» THE TASK
Report the number of lines in the data below that hold "Staining", without any other words.

» TASK DATA

=== Section Start ===

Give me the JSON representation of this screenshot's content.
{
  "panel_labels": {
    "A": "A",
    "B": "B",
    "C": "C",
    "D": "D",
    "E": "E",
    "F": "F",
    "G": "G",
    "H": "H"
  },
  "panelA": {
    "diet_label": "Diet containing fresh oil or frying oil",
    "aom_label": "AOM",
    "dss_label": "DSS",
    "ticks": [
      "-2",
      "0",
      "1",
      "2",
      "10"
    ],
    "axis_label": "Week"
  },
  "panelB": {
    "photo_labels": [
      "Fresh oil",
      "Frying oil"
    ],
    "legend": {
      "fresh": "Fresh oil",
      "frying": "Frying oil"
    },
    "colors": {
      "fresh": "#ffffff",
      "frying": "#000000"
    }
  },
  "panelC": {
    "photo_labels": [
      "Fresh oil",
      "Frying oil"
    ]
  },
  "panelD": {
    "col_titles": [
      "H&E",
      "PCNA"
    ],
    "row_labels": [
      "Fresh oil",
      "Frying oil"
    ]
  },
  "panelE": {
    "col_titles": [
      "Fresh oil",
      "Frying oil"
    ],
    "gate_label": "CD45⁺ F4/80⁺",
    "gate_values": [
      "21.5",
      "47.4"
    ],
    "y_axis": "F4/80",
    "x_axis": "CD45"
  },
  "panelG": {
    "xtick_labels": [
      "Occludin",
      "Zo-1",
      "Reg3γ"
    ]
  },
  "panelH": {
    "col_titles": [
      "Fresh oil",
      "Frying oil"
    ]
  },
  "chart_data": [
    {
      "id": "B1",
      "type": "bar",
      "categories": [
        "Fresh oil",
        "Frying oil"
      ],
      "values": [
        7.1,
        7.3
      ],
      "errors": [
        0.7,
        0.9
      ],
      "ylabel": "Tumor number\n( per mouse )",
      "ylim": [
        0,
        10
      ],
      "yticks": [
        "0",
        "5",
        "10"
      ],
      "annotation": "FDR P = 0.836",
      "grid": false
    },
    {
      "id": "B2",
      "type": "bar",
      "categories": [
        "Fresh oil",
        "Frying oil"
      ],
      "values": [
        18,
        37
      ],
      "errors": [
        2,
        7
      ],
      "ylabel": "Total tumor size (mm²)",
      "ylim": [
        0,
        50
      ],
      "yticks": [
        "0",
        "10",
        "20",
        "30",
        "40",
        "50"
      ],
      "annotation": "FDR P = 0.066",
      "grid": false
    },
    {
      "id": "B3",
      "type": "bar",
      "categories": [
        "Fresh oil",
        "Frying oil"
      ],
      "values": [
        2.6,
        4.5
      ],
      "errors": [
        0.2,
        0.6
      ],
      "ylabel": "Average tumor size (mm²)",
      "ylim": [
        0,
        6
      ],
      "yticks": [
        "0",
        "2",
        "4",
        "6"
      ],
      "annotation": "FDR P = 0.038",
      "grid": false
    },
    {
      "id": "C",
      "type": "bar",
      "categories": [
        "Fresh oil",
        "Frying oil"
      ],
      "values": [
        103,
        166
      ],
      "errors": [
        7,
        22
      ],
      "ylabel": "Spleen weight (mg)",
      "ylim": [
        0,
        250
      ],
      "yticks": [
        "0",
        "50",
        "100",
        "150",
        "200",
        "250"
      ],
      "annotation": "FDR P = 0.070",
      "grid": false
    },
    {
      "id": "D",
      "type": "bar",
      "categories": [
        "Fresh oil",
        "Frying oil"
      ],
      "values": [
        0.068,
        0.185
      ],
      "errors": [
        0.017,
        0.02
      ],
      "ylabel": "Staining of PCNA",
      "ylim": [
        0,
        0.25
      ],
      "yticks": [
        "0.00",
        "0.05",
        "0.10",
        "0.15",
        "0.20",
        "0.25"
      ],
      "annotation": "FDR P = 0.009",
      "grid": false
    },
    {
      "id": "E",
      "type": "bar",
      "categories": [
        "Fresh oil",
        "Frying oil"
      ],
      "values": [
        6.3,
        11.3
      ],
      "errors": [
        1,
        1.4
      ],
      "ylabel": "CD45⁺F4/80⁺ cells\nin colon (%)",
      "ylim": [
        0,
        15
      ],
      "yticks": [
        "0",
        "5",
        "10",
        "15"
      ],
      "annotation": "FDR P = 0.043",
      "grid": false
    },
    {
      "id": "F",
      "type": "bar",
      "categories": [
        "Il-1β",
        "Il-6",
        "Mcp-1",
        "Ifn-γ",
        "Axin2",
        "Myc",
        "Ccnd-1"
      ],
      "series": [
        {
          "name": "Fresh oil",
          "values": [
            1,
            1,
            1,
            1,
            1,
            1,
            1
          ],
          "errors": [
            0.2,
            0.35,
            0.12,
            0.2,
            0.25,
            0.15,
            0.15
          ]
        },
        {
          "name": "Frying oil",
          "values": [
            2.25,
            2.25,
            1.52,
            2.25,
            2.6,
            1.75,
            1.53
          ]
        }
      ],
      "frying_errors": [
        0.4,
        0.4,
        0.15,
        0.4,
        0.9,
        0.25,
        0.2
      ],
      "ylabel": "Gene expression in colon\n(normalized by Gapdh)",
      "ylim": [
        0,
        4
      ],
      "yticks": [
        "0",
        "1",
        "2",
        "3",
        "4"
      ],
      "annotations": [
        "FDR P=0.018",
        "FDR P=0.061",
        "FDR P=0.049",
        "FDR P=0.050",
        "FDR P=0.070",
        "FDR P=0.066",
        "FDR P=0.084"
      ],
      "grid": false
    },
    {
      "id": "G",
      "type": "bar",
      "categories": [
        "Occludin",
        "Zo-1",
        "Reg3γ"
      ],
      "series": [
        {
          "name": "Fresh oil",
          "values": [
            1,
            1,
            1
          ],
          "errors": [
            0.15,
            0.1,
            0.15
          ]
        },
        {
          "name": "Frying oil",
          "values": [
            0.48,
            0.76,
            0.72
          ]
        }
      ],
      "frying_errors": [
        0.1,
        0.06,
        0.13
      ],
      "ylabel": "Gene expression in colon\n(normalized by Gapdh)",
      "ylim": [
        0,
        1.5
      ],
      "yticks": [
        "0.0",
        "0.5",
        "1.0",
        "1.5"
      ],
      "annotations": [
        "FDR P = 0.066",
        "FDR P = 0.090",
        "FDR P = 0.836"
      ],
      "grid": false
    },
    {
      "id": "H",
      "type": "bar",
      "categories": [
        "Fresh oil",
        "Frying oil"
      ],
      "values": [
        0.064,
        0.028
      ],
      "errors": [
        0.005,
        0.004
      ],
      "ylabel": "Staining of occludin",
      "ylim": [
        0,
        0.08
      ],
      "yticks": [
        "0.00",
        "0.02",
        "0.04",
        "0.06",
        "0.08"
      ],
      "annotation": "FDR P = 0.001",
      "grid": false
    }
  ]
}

=== Section End ===

» PROBLEM SOLUTION
2